The answer is a single number: how many lines hold the string "that".

************

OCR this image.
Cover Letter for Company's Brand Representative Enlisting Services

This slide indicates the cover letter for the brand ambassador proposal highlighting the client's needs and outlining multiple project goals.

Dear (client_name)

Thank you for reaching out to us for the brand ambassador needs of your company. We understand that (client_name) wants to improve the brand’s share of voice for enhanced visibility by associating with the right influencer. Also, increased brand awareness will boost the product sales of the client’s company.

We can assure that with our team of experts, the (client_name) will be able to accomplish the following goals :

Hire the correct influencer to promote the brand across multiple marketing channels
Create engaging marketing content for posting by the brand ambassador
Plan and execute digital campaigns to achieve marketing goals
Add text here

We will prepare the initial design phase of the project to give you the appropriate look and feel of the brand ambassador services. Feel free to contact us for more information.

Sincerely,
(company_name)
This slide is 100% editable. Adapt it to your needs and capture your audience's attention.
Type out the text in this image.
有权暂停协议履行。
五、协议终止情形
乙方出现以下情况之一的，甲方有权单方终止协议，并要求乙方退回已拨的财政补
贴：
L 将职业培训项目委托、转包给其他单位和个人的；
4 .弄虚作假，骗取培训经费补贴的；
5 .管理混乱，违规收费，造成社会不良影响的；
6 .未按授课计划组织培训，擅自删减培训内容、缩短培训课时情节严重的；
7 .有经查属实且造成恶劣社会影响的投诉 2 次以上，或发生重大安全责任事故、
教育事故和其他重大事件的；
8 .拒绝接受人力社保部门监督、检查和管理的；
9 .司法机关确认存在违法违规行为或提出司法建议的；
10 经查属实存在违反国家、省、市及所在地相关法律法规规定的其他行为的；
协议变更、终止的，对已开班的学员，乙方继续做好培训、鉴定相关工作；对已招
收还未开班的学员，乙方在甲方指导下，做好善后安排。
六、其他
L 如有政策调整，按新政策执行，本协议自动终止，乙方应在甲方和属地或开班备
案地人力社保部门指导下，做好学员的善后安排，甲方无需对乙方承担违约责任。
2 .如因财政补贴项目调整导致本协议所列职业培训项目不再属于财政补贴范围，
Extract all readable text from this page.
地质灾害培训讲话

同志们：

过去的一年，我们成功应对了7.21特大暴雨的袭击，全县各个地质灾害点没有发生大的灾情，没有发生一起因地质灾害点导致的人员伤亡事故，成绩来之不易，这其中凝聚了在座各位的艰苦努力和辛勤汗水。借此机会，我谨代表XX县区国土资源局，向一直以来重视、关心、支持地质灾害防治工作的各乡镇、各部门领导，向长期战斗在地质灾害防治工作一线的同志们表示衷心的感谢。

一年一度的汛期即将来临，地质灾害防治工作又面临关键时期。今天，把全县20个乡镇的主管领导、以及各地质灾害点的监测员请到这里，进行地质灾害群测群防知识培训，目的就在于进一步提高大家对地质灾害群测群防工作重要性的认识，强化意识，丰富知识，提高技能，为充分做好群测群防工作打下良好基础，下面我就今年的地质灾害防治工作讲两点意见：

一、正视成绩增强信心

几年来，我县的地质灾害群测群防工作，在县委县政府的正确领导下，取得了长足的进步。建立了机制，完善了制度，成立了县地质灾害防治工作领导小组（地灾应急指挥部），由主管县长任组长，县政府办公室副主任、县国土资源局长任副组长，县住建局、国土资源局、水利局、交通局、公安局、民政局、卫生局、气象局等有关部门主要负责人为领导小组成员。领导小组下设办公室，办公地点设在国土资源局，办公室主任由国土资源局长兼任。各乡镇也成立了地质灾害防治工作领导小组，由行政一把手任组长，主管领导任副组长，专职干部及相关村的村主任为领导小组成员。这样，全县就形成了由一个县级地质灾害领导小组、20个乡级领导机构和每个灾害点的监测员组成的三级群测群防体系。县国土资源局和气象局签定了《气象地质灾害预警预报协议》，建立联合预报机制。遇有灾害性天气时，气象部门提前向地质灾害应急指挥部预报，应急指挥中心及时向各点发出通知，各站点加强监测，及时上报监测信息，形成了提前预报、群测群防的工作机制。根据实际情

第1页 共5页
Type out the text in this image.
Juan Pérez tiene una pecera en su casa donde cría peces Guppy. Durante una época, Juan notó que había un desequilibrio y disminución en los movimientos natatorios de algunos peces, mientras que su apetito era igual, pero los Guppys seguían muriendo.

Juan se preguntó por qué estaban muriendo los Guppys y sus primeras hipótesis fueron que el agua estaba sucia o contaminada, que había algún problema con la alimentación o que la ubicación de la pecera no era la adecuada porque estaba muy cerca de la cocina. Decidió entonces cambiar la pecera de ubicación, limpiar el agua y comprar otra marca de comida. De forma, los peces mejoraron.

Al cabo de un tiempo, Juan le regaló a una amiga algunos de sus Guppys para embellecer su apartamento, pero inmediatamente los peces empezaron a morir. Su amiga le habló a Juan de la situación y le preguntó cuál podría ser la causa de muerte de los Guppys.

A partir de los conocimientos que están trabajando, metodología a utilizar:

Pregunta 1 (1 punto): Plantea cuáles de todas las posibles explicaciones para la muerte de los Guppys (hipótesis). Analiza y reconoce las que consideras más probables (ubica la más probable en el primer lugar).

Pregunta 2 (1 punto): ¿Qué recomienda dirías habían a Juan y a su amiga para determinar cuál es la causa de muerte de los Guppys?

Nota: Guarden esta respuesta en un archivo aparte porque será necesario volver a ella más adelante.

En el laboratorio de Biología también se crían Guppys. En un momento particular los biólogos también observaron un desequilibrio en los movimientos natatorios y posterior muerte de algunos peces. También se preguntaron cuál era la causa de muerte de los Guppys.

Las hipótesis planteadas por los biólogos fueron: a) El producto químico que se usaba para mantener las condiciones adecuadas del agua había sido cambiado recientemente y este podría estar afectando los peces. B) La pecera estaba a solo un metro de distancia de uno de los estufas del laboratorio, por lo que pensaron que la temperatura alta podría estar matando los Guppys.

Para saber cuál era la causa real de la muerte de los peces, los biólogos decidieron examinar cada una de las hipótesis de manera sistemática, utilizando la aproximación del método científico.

************

** Output for this task **
2